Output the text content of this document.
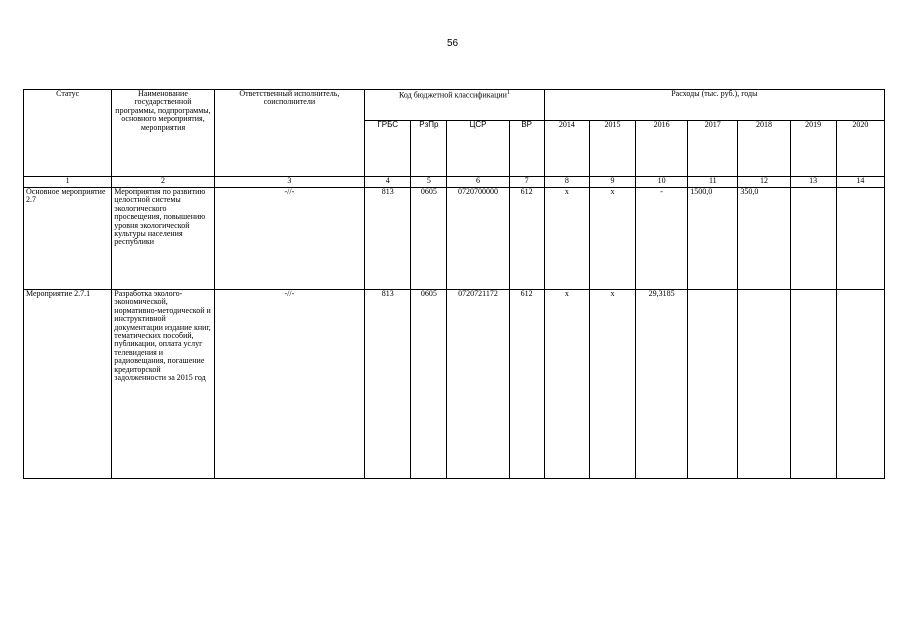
56
Статус	Наименование государственной программы, подпрограммы, основного мероприятия, мероприятия	Ответственный исполнитель, соисполнители	Код бюджетной классификации$^1$				Расходы (тыс. руб.), годы						
			ГРБС	РзПр	ЦСР	ВР	2014	2015	2016	2017	2018	2019	2020
1	2	3	4	5	6	7	8	9	10	11	12	13	14
Основное мероприятие 2.7	Мероприятия по развитию целостной системы экологического просвещения, повышению уровня экологической культуры населения республики	-//-	813	0605	0720700000	612	x	x	-	1500,0	350,0		
Мероприятие 2.7.1	Разработка эколого-экономической, нормативно-методической и инструктивной документации издание книг, тематических пособий, публикации, оплата услуг телевидения и радиовещания, погашение кредиторской задолженности за 2015 год	-//-	813	0605	0720721172	612	x	x	29,3185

# SET EXERCISE
Reproduce all of the material exactly, apart from the pictures.

# OUTPUT OF THE EXERCISE
Output the text content of this document.
56
Статус	Наименование государственной программы, подпрограммы, основного мероприятия, мероприятия	Ответственный исполнитель, соисполнители	Код бюджетной классификации$^1$				Расходы (тыс. руб.), годы						
			ГРБС	РзПр	ЦСР	ВР	2014	2015	2016	2017	2018	2019	2020
1	2	3	4	5	6	7	8	9	10	11	12	13	14
Основное мероприятие 2.7	Мероприятия по развитию целостной системы экологического просвещения, повышению уровня экологической культуры населения республики	-//-	813	0605	0720700000	612	x	x	-	1500,0	350,0		
Мероприятие 2.7.1	Разработка эколого-экономической, нормативно-методической и инструктивной документации издание книг, тематических пособий, публикации, оплата услуг телевидения и радиовещания, погашение кредиторской задолженности за 2015 год	-//-	813	0605	0720721172	612	x	x	29,3185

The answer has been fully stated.